== WORK ITEM ==
Transcribe each entry exactly; skip the images.

*** Begin section ***

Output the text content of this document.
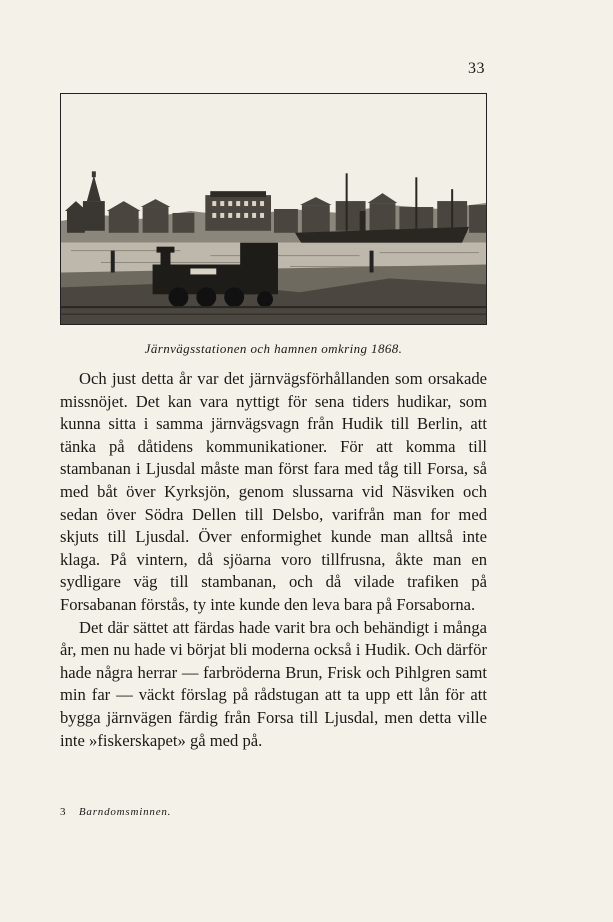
33
Järnvägsstationen och hamnen omkring 1868.

Och just detta år var det järnvägsförhållanden som orsakade missnöjet. Det kan vara nyttigt för sena tiders hudikar, som kunna sitta i samma järnvägsvagn från Hudik till Berlin, att tänka på dåtidens kommunikationer. För att komma till stambanan i Ljusdal måste man först fara med tåg till Forsa, så med båt över Kyrksjön, genom slussarna vid Näsviken och sedan över Södra Dellen till Delsbo, varifrån man for med skjuts till Ljusdal. Över enformighet kunde man alltså inte klaga. På vintern, då sjöarna voro tillfrusna, åkte man en sydligare väg till stambanan, och då vilade trafiken på Forsabanan förstås, ty inte kunde den leva bara på Forsaborna.

Det där sättet att färdas hade varit bra och behändigt i många år, men nu hade vi börjat bli moderna också i Hudik. Och därför hade några herrar — farbröderna Brun, Frisk och Pihlgren samt min far — väckt förslag på rådstugan att ta upp ett lån för att bygga järnvägen färdig från Forsa till Ljusdal, men detta ville inte »fiskerskapet» gå med på.

3 Barndomsminnen.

*** End section ***

== WRITTEN ANSWER ==
Output the text content of this document.
33
Järnvägsstationen och hamnen omkring 1868.

Och just detta år var det järnvägsförhållanden som orsakade missnöjet. Det kan vara nyttigt för sena tiders hudikar, som kunna sitta i samma järnvägsvagn från Hudik till Berlin, att tänka på dåtidens kommunikationer. För att komma till stambanan i Ljusdal måste man först fara med tåg till Forsa, så med båt över Kyrksjön, genom slussarna vid Näsviken och sedan över Södra Dellen till Delsbo, varifrån man for med skjuts till Ljusdal. Över enformighet kunde man alltså inte klaga. På vintern, då sjöarna voro tillfrusna, åkte man en sydligare väg till stambanan, och då vilade trafiken på Forsabanan förstås, ty inte kunde den leva bara på Forsaborna.

Det där sättet att färdas hade varit bra och behändigt i många år, men nu hade vi börjat bli moderna också i Hudik. Och därför hade några herrar — farbröderna Brun, Frisk och Pihlgren samt min far — väckt förslag på rådstugan att ta upp ett lån för att bygga järnvägen färdig från Forsa till Ljusdal, men detta ville inte »fiskerskapet» gå med på.

3 Barndomsminnen.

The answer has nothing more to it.